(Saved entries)
^^^^
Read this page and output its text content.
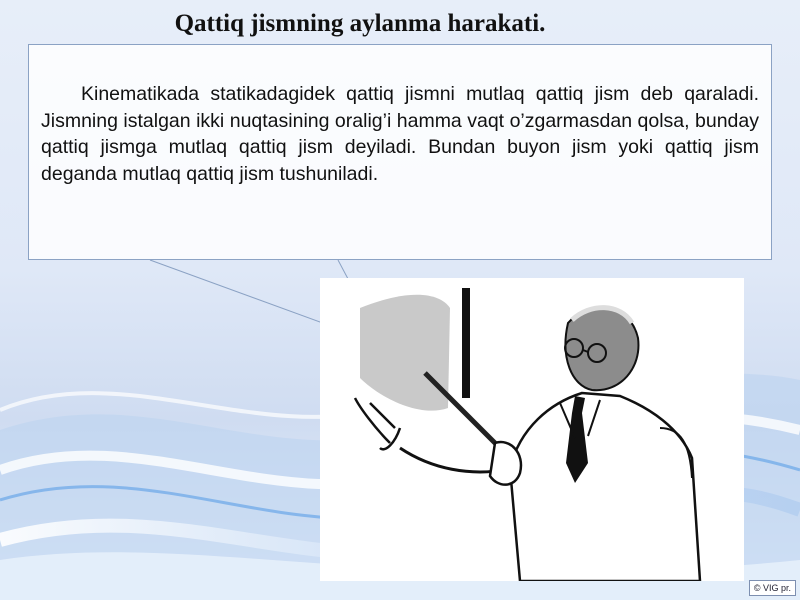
Qattiq jismning aylanma harakati.

Kinematikada statikadagidek qattiq jismni mutlaq qattiq jism deb qaraladi. Jismning istalgan ikki nuqtasining oralig’i hamma vaqt o’zgarmasdan qolsa, bunday qattiq jismga mutlaq qattiq jism deyiladi. Bundan buyon jism yoki qattiq jism deganda mutlaq qattiq jism tushuniladi.

© VIG pr.
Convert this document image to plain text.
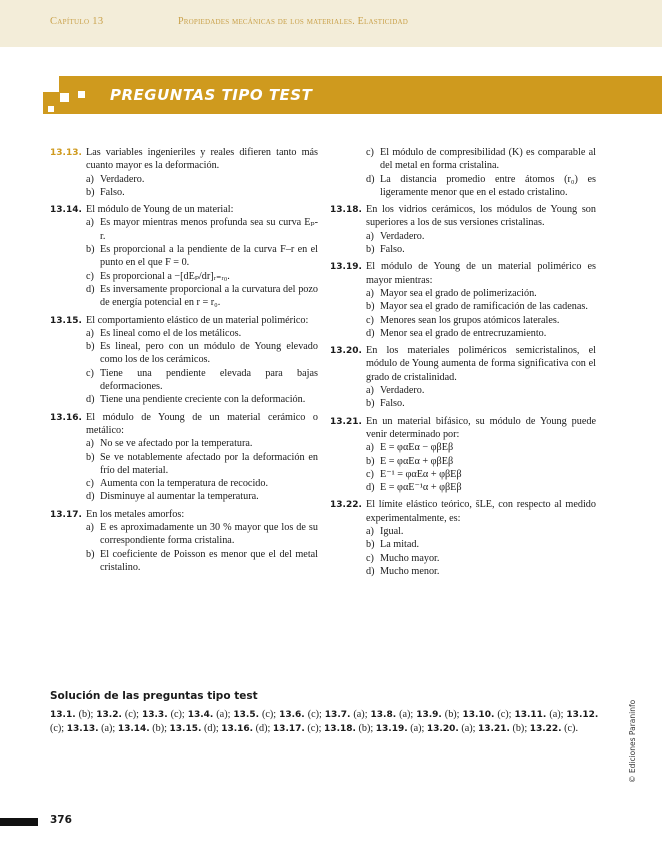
Capítulo 13	Propiedades mecánicas de los materiales. Elasticidad
PREGUNTAS TIPO TEST
13.13. Las variables ingenieriles y reales difieren tanto más cuanto mayor es la deformación.
a) Verdadero.
b) Falso.
13.14. El módulo de Young de un material:
a) Es mayor mientras menos profunda sea su curva Eₚ-r.
b) Es proporcional a la pendiente de la curva F–r en el punto en el que F = 0.
c) Es proporcional a −[dEₚ/dr]ᵣ₌ᵣ₀.
d) Es inversamente proporcional a la curvatura del pozo de energía potencial en r = r₀.
13.15. El comportamiento elástico de un material polimérico:
a) Es lineal como el de los metálicos.
b) Es lineal, pero con un módulo de Young elevado como los de los cerámicos.
c) Tiene una pendiente elevada para bajas deformaciones.
d) Tiene una pendiente creciente con la deformación.
13.16. El módulo de Young de un material cerámico o metálico:
a) No se ve afectado por la temperatura.
b) Se ve notablemente afectado por la deformación en frío del material.
c) Aumenta con la temperatura de recocido.
d) Disminuye al aumentar la temperatura.
13.17. En los metales amorfos:
a) E es aproximadamente un 30 % mayor que los de su correspondiente forma cristalina.
b) El coeficiente de Poisson es menor que el del metal cristalino.
c) El módulo de compresibilidad (K) es comparable al del metal en forma cristalina.
d) La distancia promedio entre átomos (r₀) es ligeramente menor que en el estado cristalino.
13.18. En los vidrios cerámicos, los módulos de Young son superiores a los de sus versiones cristalinas.
a) Verdadero.
b) Falso.
13.19. El módulo de Young de un material polimérico es mayor mientras:
a) Mayor sea el grado de polimerización.
b) Mayor sea el grado de ramificación de las cadenas.
c) Menores sean los grupos atómicos laterales.
d) Menor sea el grado de entrecruzamiento.
13.20. En los materiales poliméricos semicristalinos, el módulo de Young aumenta de forma significativa con el grado de cristalinidad.
a) Verdadero.
b) Falso.
13.21. En un material bifásico, su módulo de Young puede venir determinado por:
a) E = φαEα − φβEβ
b) E = φαEα + φβEβ
c) E⁻¹ = φαEα + φβEβ
d) E = φαE⁻¹α + φβEβ
13.22. El límite elástico teórico, s̃LE, con respecto al medido experimentalmente, es:
a) Igual.
b) La mitad.
c) Mucho mayor.
d) Mucho menor.
Solución de las preguntas tipo test
13.1. (b); 13.2. (c); 13.3. (c); 13.4. (a); 13.5. (c); 13.6. (c); 13.7. (a); 13.8. (a); 13.9. (b); 13.10. (c); 13.11. (a); 13.12. (c); 13.13. (a); 13.14. (b); 13.15. (d); 13.16. (d); 13.17. (c); 13.18. (b); 13.19. (a); 13.20. (a); 13.21. (b); 13.22. (c).
376
© Ediciones Paraninfo
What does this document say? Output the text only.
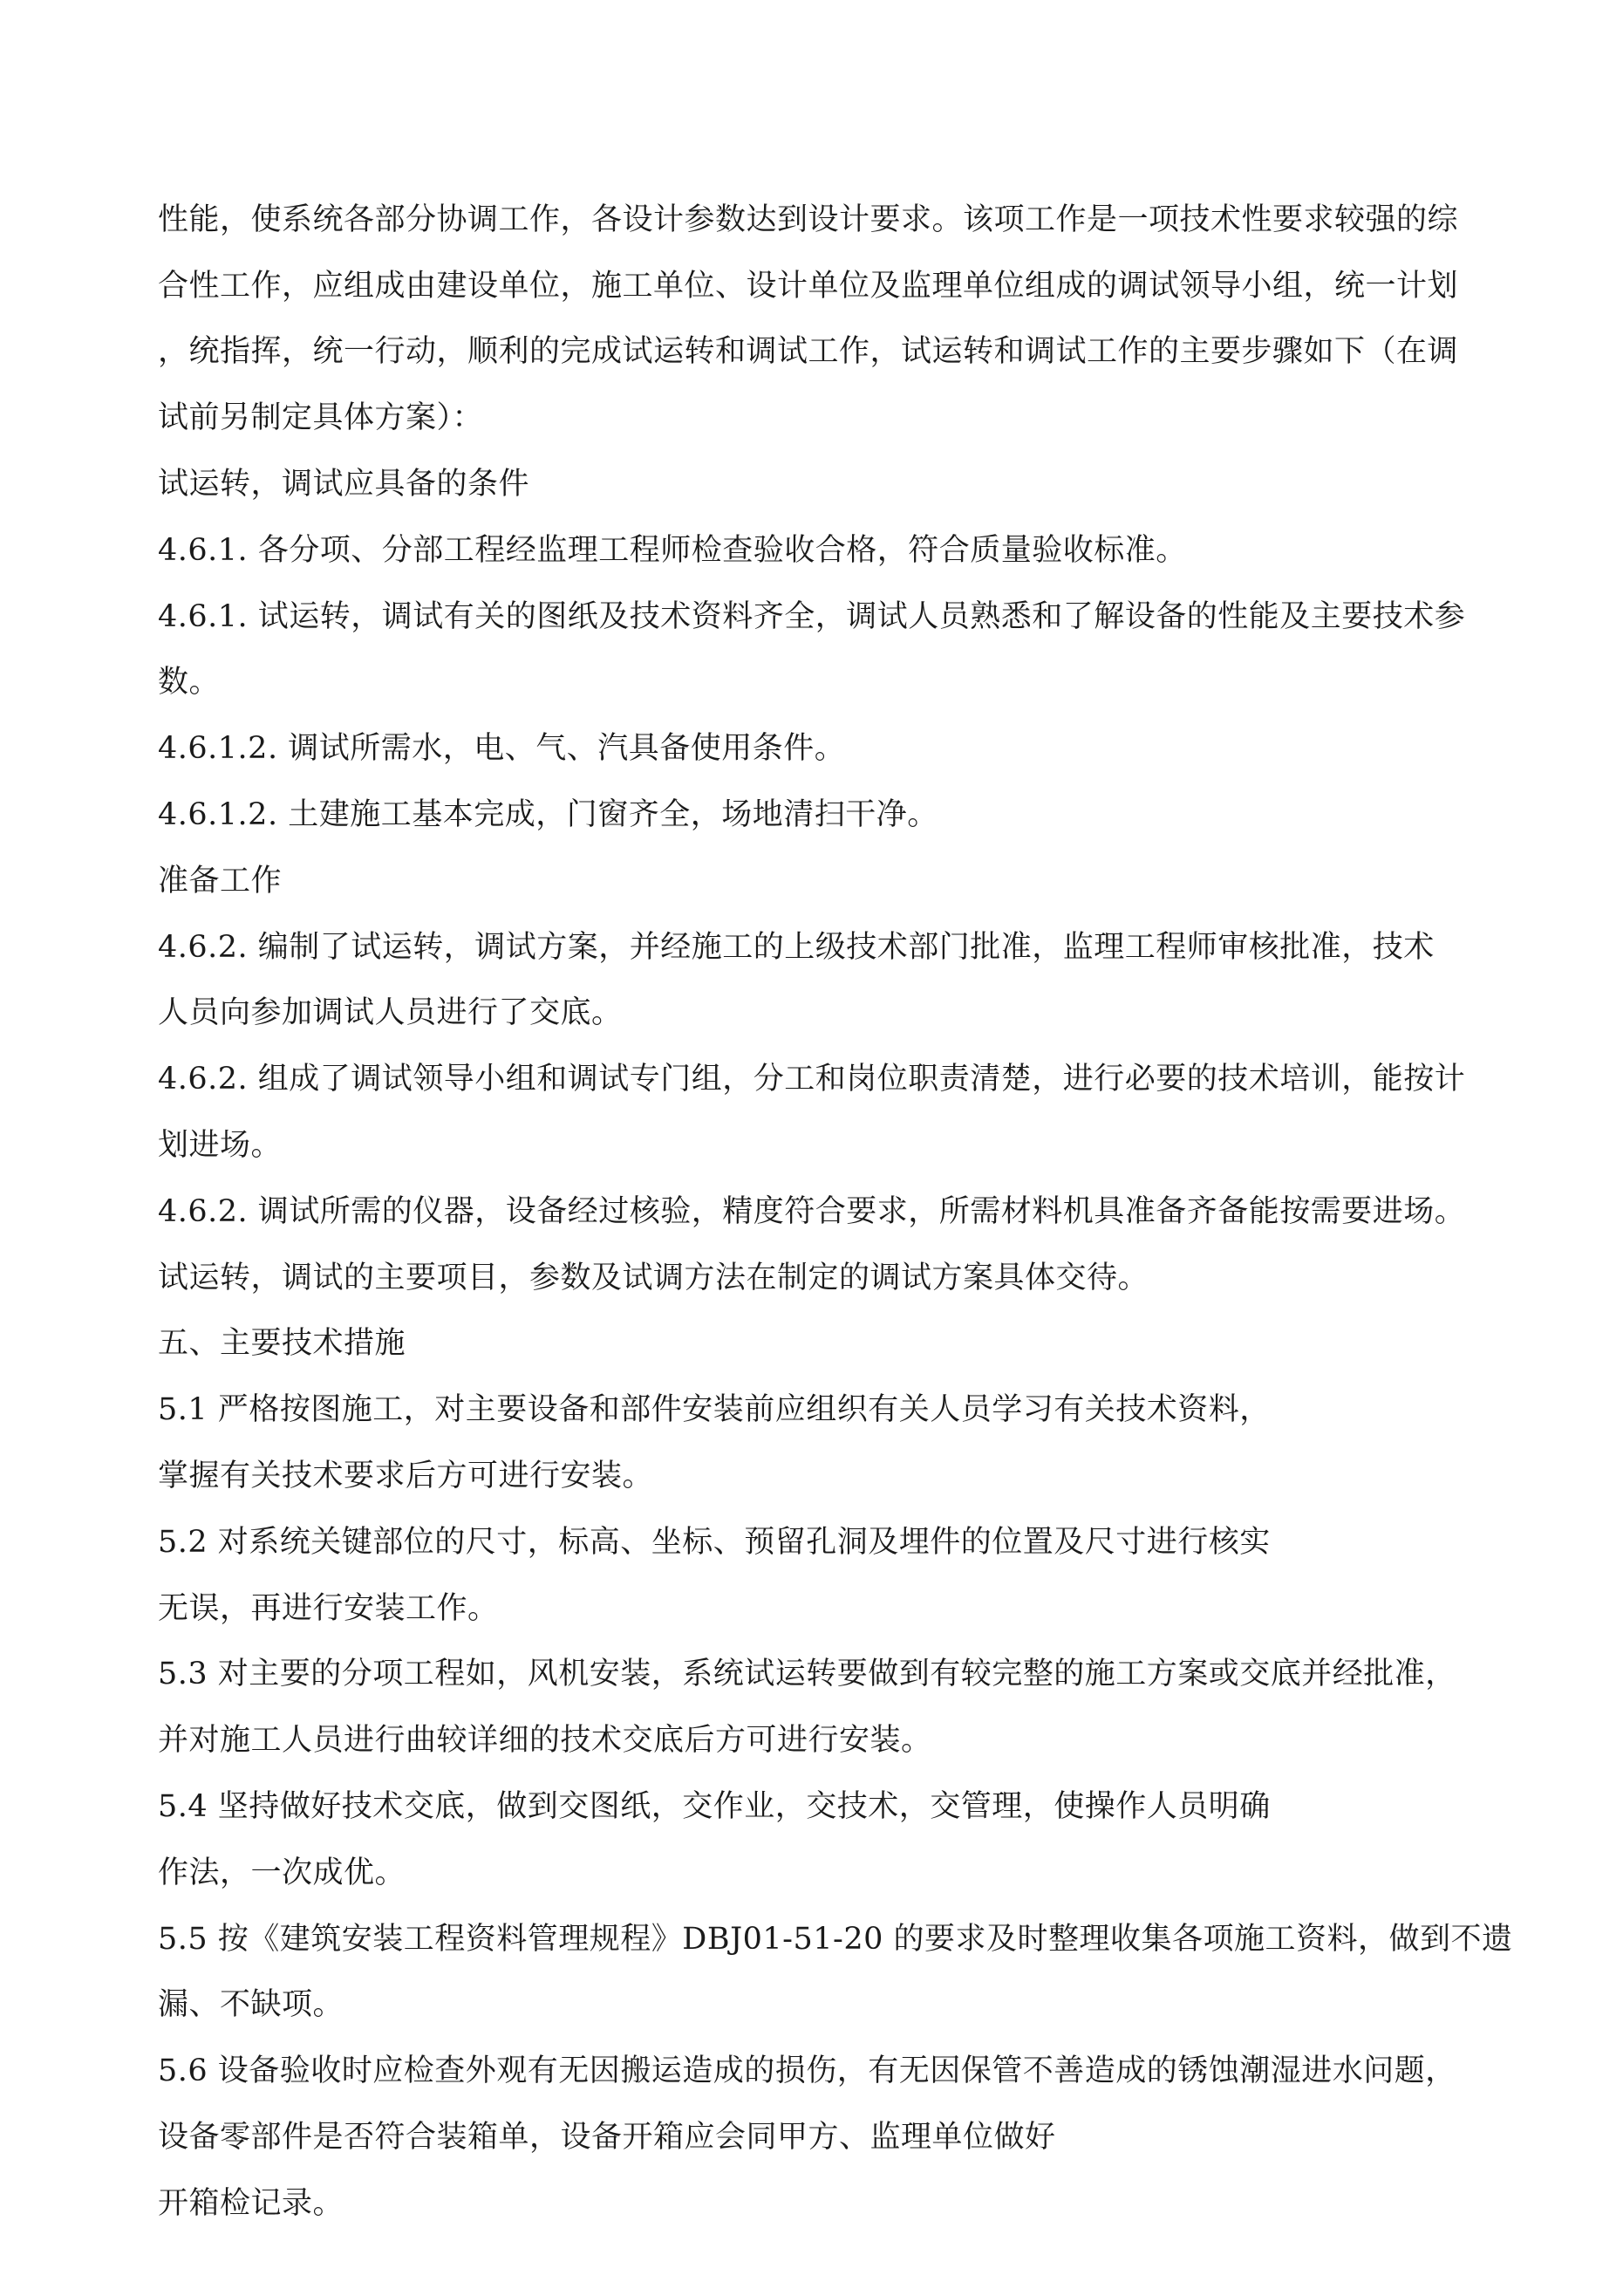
性能，使系统各部分协调工作，各设计参数达到设计要求。该项工作是一项技术性要求较强的综
合性工作，应组成由建设单位，施工单位、设计单位及监理单位组成的调试领导小组，统一计划
，统指挥，统一行动，顺利的完成试运转和调试工作，试运转和调试工作的主要步骤如下（在调
试前另制定具体方案）：
试运转，调试应具备的条件
4.6.1. 各分项、分部工程经监理工程师检查验收合格，符合质量验收标准。
4.6.1. 试运转，调试有关的图纸及技术资料齐全，调试人员熟悉和了解设备的性能及主要技术参
数。
4.6.1.2. 调试所需水，电、气、汽具备使用条件。
4.6.1.2. 土建施工基本完成，门窗齐全，场地清扫干净。
准备工作
4.6.2. 编制了试运转，调试方案，并经施工的上级技术部门批准，监理工程师审核批准，技术
人员向参加调试人员进行了交底。
4.6.2. 组成了调试领导小组和调试专门组，分工和岗位职责清楚，进行必要的技术培训，能按计
划进场。
4.6.2. 调试所需的仪器，设备经过核验，精度符合要求，所需材料机具准备齐备能按需要进场。
试运转，调试的主要项目，参数及试调方法在制定的调试方案具体交待。
五、主要技术措施
5.1 严格按图施工，对主要设备和部件安装前应组织有关人员学习有关技术资料，
掌握有关技术要求后方可进行安装。
5.2 对系统关键部位的尺寸，标高、坐标、预留孔洞及埋件的位置及尺寸进行核实
无误，再进行安装工作。
5.3 对主要的分项工程如，风机安装，系统试运转要做到有较完整的施工方案或交底并经批准，
并对施工人员进行曲较详细的技术交底后方可进行安装。
5.4 坚持做好技术交底，做到交图纸，交作业，交技术，交管理，使操作人员明确
作法，一次成优。
5.5 按《建筑安装工程资料管理规程》DBJ01-51-20 的要求及时整理收集各项施工资料，做到不遗
漏、不缺项。
5.6 设备验收时应检查外观有无因搬运造成的损伤，有无因保管不善造成的锈蚀潮湿进水问题，
设备零部件是否符合装箱单，设备开箱应会同甲方、监理单位做好
开箱检记录。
^^^^
> EXERCISE BRIEF
In your copy of the records, include no pictures; repeat everything else exactly.

> RESULT OF THIS TASK
Read this page and output its text content.
Qattiq jismning aylanma harakati.

Kinematikada statikadagidek qattiq jismni mutlaq qattiq jism deb qaraladi. Jismning istalgan ikki nuqtasining oralig’i hamma vaqt o’zgarmasdan qolsa, bunday qattiq jismga mutlaq qattiq jism deyiladi. Bundan buyon jism yoki qattiq jism deganda mutlaq qattiq jism tushuniladi.

© VIG pr.
Convert this document image to plain text.
Capítulo 13	Propiedades mecánicas de los materiales. Elasticidad
PREGUNTAS TIPO TEST
13.13. Las variables ingenieriles y reales difieren tanto más cuanto mayor es la deformación.
a) Verdadero.
b) Falso.
13.14. El módulo de Young de un material:
a) Es mayor mientras menos profunda sea su curva Eₚ-r.
b) Es proporcional a la pendiente de la curva F–r en el punto en el que F = 0.
c) Es proporcional a −[dEₚ/dr]ᵣ₌ᵣ₀.
d) Es inversamente proporcional a la curvatura del pozo de energía potencial en r = r₀.
13.15. El comportamiento elástico de un material polimérico:
a) Es lineal como el de los metálicos.
b) Es lineal, pero con un módulo de Young elevado como los de los cerámicos.
c) Tiene una pendiente elevada para bajas deformaciones.
d) Tiene una pendiente creciente con la deformación.
13.16. El módulo de Young de un material cerámico o metálico:
a) No se ve afectado por la temperatura.
b) Se ve notablemente afectado por la deformación en frío del material.
c) Aumenta con la temperatura de recocido.
d) Disminuye al aumentar la temperatura.
13.17. En los metales amorfos:
a) E es aproximadamente un 30 % mayor que los de su correspondiente forma cristalina.
b) El coeficiente de Poisson es menor que el del metal cristalino.
c) El módulo de compresibilidad (K) es comparable al del metal en forma cristalina.
d) La distancia promedio entre átomos (r₀) es ligeramente menor que en el estado cristalino.
13.18. En los vidrios cerámicos, los módulos de Young son superiores a los de sus versiones cristalinas.
a) Verdadero.
b) Falso.
13.19. El módulo de Young de un material polimérico es mayor mientras:
a) Mayor sea el grado de polimerización.
b) Mayor sea el grado de ramificación de las cadenas.
c) Menores sean los grupos atómicos laterales.
d) Menor sea el grado de entrecruzamiento.
13.20. En los materiales poliméricos semicristalinos, el módulo de Young aumenta de forma significativa con el grado de cristalinidad.
a) Verdadero.
b) Falso.
13.21. En un material bifásico, su módulo de Young puede venir determinado por:
a) E = φαEα − φβEβ
b) E = φαEα + φβEβ
c) E⁻¹ = φαEα + φβEβ
d) E = φαE⁻¹α + φβEβ
13.22. El límite elástico teórico, s̃LE, con respecto al medido experimentalmente, es:
a) Igual.
b) La mitad.
c) Mucho mayor.
d) Mucho menor.
Solución de las preguntas tipo test
13.1. (b); 13.2. (c); 13.3. (c); 13.4. (a); 13.5. (c); 13.6. (c); 13.7. (a); 13.8. (a); 13.9. (b); 13.10. (c); 13.11. (a); 13.12. (c); 13.13. (a); 13.14. (b); 13.15. (d); 13.16. (d); 13.17. (c); 13.18. (b); 13.19. (a); 13.20. (a); 13.21. (b); 13.22. (c).
376
© Ediciones Paraninfo
What does this document say? Output the text only.
性能，使系统各部分协调工作，各设计参数达到设计要求。该项工作是一项技术性要求较强的综
合性工作，应组成由建设单位，施工单位、设计单位及监理单位组成的调试领导小组，统一计划
，统指挥，统一行动，顺利的完成试运转和调试工作，试运转和调试工作的主要步骤如下（在调
试前另制定具体方案）：
试运转，调试应具备的条件
4.6.1. 各分项、分部工程经监理工程师检查验收合格，符合质量验收标准。
4.6.1. 试运转，调试有关的图纸及技术资料齐全，调试人员熟悉和了解设备的性能及主要技术参
数。
4.6.1.2. 调试所需水，电、气、汽具备使用条件。
4.6.1.2. 土建施工基本完成，门窗齐全，场地清扫干净。
准备工作
4.6.2. 编制了试运转，调试方案，并经施工的上级技术部门批准，监理工程师审核批准，技术
人员向参加调试人员进行了交底。
4.6.2. 组成了调试领导小组和调试专门组，分工和岗位职责清楚，进行必要的技术培训，能按计
划进场。
4.6.2. 调试所需的仪器，设备经过核验，精度符合要求，所需材料机具准备齐备能按需要进场。
试运转，调试的主要项目，参数及试调方法在制定的调试方案具体交待。
五、主要技术措施
5.1 严格按图施工，对主要设备和部件安装前应组织有关人员学习有关技术资料，
掌握有关技术要求后方可进行安装。
5.2 对系统关键部位的尺寸，标高、坐标、预留孔洞及埋件的位置及尺寸进行核实
无误，再进行安装工作。
5.3 对主要的分项工程如，风机安装，系统试运转要做到有较完整的施工方案或交底并经批准，
并对施工人员进行曲较详细的技术交底后方可进行安装。
5.4 坚持做好技术交底，做到交图纸，交作业，交技术，交管理，使操作人员明确
作法，一次成优。
5.5 按《建筑安装工程资料管理规程》DBJ01-51-20 的要求及时整理收集各项施工资料，做到不遗
漏、不缺项。
5.6 设备验收时应检查外观有无因搬运造成的损伤，有无因保管不善造成的锈蚀潮湿进水问题，
设备零部件是否符合装箱单，设备开箱应会同甲方、监理单位做好
开箱检记录。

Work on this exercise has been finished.